Saved data entries:

^^^^

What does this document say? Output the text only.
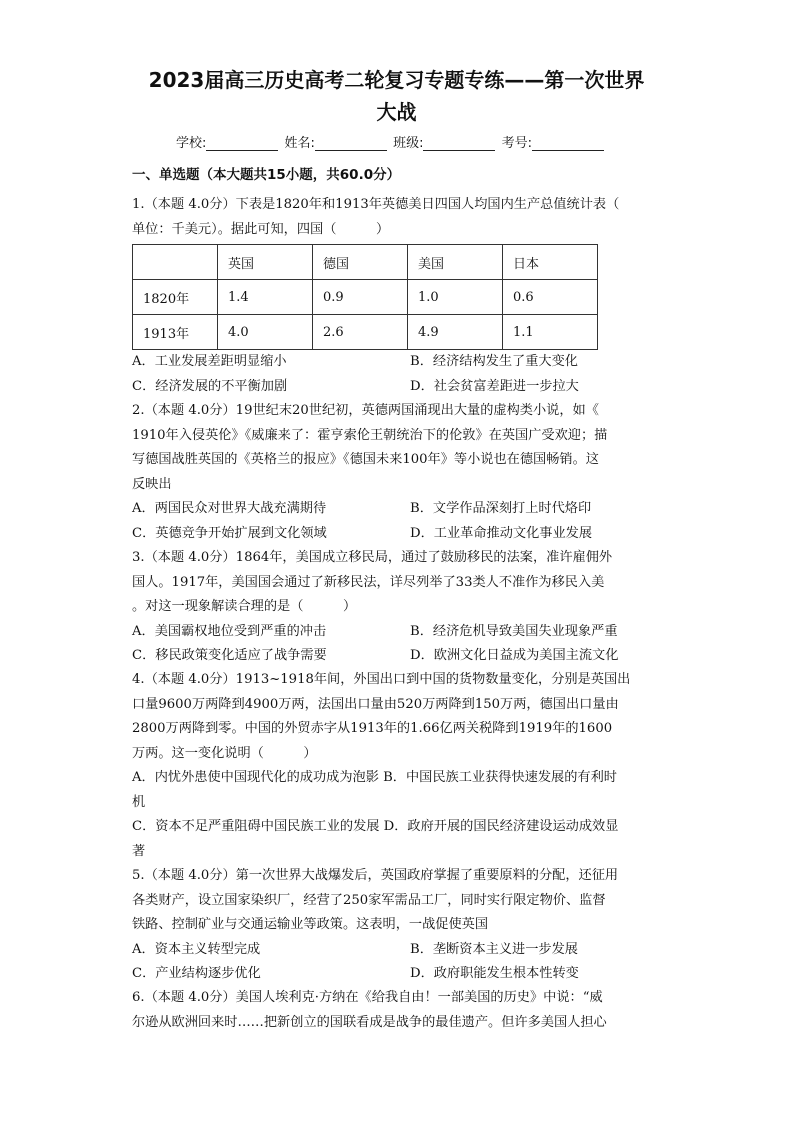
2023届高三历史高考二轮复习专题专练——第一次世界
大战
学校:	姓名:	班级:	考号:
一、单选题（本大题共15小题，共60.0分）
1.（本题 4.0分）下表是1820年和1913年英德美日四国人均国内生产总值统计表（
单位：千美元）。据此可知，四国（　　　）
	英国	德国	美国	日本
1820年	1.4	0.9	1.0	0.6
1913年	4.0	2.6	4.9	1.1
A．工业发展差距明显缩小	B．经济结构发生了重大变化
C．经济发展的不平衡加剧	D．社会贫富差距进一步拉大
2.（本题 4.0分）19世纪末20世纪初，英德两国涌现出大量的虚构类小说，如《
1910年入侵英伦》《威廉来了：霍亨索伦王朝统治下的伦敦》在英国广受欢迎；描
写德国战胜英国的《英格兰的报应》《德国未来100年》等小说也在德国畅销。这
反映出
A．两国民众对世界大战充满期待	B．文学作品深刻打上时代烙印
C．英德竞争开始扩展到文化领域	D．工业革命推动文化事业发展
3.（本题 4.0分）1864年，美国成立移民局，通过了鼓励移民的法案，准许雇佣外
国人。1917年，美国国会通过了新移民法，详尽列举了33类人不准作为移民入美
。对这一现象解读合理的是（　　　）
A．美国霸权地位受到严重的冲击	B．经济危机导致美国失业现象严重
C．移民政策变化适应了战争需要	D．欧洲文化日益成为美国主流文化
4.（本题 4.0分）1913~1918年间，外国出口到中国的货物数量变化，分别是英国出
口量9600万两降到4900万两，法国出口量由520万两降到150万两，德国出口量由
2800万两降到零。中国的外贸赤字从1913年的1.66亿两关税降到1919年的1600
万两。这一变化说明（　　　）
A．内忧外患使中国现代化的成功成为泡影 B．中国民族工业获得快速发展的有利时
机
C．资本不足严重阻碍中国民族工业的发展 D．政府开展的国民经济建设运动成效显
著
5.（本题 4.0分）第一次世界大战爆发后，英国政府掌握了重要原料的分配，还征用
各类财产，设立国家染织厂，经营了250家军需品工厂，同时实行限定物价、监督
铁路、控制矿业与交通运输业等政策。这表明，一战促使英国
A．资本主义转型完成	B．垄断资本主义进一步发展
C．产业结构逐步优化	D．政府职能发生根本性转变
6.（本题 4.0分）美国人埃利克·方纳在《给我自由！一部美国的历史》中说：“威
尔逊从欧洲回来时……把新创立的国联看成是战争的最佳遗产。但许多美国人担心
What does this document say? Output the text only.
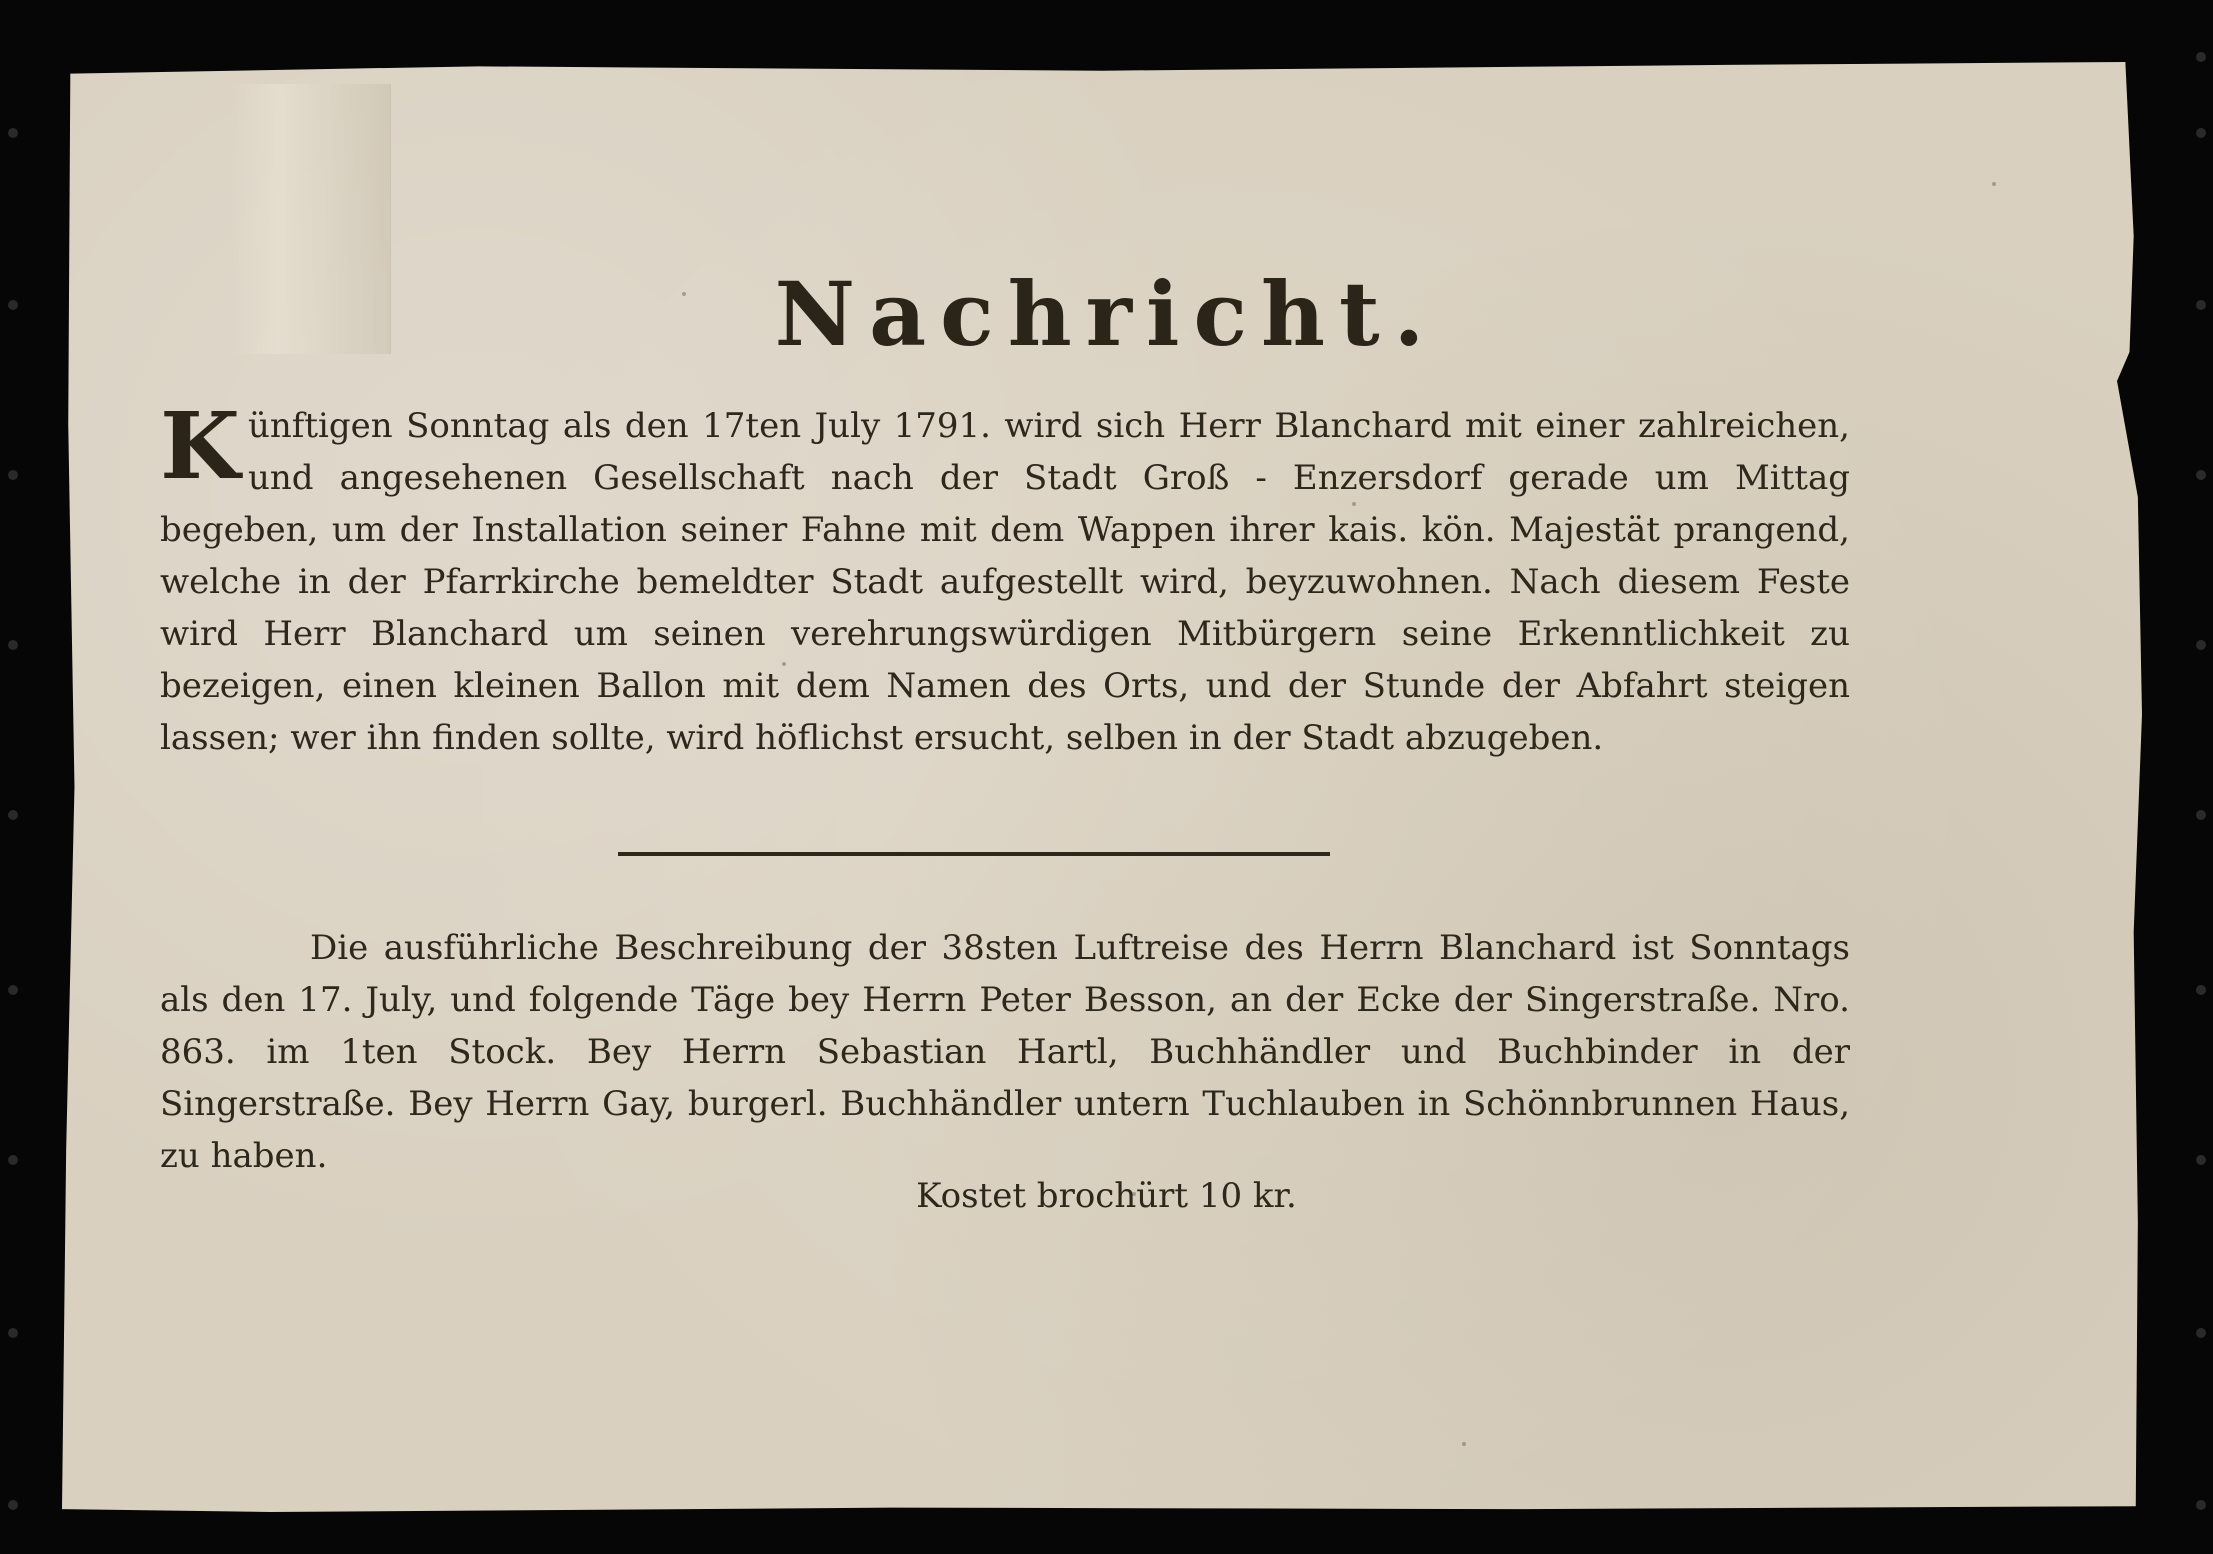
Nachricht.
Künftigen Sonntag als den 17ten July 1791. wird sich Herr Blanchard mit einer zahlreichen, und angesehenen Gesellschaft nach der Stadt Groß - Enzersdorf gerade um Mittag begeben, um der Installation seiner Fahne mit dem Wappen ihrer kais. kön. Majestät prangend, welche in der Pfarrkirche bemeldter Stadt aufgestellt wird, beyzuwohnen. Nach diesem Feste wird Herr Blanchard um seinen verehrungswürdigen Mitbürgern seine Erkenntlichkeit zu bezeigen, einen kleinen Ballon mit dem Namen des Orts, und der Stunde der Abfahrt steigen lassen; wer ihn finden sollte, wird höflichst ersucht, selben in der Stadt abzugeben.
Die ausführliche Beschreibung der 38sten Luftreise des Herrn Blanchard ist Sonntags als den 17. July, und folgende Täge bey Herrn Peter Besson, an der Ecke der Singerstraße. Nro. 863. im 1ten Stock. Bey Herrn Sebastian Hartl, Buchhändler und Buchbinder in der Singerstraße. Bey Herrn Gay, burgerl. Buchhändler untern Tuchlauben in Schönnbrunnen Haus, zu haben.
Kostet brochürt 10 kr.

^^^^

• [The request]
State only the number of lines in these entries that contain "Blanchard".

• [Output of the task]
2